Part of a data file
%%

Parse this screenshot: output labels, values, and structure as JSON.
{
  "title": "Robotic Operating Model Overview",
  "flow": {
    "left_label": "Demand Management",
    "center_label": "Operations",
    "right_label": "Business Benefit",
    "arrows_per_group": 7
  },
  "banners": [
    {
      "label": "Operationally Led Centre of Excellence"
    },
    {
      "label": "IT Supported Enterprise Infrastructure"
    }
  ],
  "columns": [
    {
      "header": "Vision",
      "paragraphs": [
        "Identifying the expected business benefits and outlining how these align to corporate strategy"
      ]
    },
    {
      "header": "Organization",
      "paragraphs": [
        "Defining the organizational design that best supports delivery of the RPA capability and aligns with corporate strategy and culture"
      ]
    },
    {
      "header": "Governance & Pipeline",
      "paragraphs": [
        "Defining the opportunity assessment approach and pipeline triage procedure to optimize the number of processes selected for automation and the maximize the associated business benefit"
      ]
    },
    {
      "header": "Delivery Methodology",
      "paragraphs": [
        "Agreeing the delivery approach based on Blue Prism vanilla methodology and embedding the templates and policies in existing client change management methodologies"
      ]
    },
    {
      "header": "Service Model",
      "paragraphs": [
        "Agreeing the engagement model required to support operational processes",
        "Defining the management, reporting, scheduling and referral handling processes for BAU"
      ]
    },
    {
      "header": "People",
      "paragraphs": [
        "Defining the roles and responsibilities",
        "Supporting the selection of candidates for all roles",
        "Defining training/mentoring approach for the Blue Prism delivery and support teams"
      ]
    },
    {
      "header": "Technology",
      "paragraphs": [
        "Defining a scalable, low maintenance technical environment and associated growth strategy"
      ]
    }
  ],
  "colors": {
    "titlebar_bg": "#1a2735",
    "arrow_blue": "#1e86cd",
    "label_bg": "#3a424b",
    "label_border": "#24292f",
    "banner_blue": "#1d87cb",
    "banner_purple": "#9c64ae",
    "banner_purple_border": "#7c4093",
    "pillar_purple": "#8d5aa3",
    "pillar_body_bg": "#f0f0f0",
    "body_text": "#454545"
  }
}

%%

**Objective:**
Retype the material in full, character for character.

**Task result:**
Parse this screenshot: output labels, values, and structure as JSON.
{
  "title": "Robotic Operating Model Overview",
  "flow": {
    "left_label": "Demand Management",
    "center_label": "Operations",
    "right_label": "Business Benefit",
    "arrows_per_group": 7
  },
  "banners": [
    {
      "label": "Operationally Led Centre of Excellence"
    },
    {
      "label": "IT Supported Enterprise Infrastructure"
    }
  ],
  "columns": [
    {
      "header": "Vision",
      "paragraphs": [
        "Identifying the expected business benefits and outlining how these align to corporate strategy"
      ]
    },
    {
      "header": "Organization",
      "paragraphs": [
        "Defining the organizational design that best supports delivery of the RPA capability and aligns with corporate strategy and culture"
      ]
    },
    {
      "header": "Governance & Pipeline",
      "paragraphs": [
        "Defining the opportunity assessment approach and pipeline triage procedure to optimize the number of processes selected for automation and the maximize the associated business benefit"
      ]
    },
    {
      "header": "Delivery Methodology",
      "paragraphs": [
        "Agreeing the delivery approach based on Blue Prism vanilla methodology and embedding the templates and policies in existing client change management methodologies"
      ]
    },
    {
      "header": "Service Model",
      "paragraphs": [
        "Agreeing the engagement model required to support operational processes",
        "Defining the management, reporting, scheduling and referral handling processes for BAU"
      ]
    },
    {
      "header": "People",
      "paragraphs": [
        "Defining the roles and responsibilities",
        "Supporting the selection of candidates for all roles",
        "Defining training/mentoring approach for the Blue Prism delivery and support teams"
      ]
    },
    {
      "header": "Technology",
      "paragraphs": [
        "Defining a scalable, low maintenance technical environment and associated growth strategy"
      ]
    }
  ],
  "colors": {
    "titlebar_bg": "#1a2735",
    "arrow_blue": "#1e86cd",
    "label_bg": "#3a424b",
    "label_border": "#24292f",
    "banner_blue": "#1d87cb",
    "banner_purple": "#9c64ae",
    "banner_purple_border": "#7c4093",
    "pillar_purple": "#8d5aa3",
    "pillar_body_bg": "#f0f0f0",
    "body_text": "#454545"
  }
}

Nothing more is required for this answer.